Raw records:
::::::

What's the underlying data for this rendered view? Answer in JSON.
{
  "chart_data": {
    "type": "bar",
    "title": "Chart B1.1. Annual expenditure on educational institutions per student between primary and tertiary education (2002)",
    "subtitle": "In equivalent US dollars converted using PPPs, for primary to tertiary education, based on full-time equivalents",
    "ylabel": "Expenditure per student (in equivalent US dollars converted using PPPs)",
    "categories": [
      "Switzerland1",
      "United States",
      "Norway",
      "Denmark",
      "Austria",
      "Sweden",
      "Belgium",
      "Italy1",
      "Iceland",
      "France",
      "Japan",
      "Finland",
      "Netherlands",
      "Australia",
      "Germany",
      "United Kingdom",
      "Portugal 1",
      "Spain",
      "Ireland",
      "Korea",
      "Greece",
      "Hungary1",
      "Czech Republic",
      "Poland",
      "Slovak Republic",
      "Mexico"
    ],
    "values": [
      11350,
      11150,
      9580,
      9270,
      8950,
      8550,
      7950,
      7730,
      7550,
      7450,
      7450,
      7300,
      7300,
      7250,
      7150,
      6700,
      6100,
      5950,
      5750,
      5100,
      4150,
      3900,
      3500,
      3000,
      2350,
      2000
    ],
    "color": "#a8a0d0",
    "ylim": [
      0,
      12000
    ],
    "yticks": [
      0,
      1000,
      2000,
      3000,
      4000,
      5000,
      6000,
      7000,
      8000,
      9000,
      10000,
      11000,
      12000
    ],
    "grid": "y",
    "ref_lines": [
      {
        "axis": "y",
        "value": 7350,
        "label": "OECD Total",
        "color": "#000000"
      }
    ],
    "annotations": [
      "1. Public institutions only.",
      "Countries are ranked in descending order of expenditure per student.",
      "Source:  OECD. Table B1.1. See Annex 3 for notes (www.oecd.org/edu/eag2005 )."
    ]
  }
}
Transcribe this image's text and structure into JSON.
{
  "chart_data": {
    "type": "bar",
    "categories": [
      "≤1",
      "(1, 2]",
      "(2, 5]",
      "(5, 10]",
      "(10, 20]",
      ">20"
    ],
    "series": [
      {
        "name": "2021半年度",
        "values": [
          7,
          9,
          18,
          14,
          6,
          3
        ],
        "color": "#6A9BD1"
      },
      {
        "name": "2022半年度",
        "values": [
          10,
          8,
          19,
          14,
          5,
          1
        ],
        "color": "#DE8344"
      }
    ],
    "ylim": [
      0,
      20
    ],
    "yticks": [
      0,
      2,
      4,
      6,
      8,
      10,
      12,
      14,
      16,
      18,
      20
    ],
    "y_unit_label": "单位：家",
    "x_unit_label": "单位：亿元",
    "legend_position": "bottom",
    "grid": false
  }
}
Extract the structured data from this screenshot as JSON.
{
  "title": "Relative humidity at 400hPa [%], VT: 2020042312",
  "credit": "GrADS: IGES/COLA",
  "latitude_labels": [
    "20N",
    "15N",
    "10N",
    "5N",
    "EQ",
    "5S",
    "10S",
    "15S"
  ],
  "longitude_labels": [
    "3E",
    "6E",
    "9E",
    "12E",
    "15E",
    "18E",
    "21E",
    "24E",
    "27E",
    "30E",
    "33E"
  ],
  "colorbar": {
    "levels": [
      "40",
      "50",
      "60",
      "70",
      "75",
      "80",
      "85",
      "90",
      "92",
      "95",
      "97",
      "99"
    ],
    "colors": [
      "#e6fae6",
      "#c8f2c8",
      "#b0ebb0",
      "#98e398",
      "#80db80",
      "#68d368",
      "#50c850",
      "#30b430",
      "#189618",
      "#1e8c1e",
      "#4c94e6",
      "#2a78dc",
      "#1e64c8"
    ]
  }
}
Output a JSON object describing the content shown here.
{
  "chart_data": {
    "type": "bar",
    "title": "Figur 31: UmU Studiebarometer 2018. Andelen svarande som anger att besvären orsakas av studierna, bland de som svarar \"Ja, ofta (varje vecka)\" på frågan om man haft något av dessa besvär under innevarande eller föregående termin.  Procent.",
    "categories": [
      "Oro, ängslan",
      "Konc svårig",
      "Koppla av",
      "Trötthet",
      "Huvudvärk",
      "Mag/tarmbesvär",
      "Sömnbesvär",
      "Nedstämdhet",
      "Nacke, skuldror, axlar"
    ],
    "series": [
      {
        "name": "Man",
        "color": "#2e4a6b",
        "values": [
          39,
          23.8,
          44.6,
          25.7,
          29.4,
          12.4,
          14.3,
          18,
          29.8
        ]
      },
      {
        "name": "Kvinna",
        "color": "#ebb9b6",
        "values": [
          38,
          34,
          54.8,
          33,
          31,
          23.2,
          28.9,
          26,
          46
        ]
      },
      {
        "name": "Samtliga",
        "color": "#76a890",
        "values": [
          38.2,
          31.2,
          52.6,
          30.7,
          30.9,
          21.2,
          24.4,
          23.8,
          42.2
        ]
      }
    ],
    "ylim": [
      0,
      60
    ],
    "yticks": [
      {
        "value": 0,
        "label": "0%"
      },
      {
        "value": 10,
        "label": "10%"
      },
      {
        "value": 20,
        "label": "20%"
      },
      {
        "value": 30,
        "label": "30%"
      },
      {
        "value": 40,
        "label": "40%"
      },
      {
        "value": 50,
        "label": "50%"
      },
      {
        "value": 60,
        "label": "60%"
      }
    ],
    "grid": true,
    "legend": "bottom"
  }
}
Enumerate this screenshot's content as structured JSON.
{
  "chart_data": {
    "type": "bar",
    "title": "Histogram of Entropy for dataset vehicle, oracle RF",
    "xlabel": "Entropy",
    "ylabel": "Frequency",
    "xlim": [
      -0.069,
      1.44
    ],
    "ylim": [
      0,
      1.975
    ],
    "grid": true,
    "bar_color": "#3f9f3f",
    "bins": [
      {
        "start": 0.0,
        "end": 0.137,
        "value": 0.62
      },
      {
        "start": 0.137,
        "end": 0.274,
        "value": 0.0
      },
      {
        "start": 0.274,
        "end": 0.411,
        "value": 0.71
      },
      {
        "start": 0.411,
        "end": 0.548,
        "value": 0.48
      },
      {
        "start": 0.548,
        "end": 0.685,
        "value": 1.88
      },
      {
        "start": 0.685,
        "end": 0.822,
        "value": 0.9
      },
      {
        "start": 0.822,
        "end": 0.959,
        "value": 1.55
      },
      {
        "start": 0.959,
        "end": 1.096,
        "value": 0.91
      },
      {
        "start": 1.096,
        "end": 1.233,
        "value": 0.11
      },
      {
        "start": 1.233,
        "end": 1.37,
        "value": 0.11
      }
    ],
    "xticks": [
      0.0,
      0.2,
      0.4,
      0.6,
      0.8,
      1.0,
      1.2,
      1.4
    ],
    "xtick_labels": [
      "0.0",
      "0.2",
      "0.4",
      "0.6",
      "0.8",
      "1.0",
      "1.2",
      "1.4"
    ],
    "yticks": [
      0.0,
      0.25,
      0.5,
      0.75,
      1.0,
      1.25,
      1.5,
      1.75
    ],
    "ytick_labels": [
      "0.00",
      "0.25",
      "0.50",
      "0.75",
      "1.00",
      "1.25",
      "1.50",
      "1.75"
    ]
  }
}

::::::

EXERCISE DESCRIPTION: Scan the material and collect every line that contains "start".

TASK RESPONSE:
        "start": 0.0,
        "start": 0.137,
        "start": 0.274,
        "start": 0.411,
        "start": 0.548,
        "start": 0.685,
        "start": 0.822,
        "start": 0.959,
        "start": 1.096,
        "start": 1.233,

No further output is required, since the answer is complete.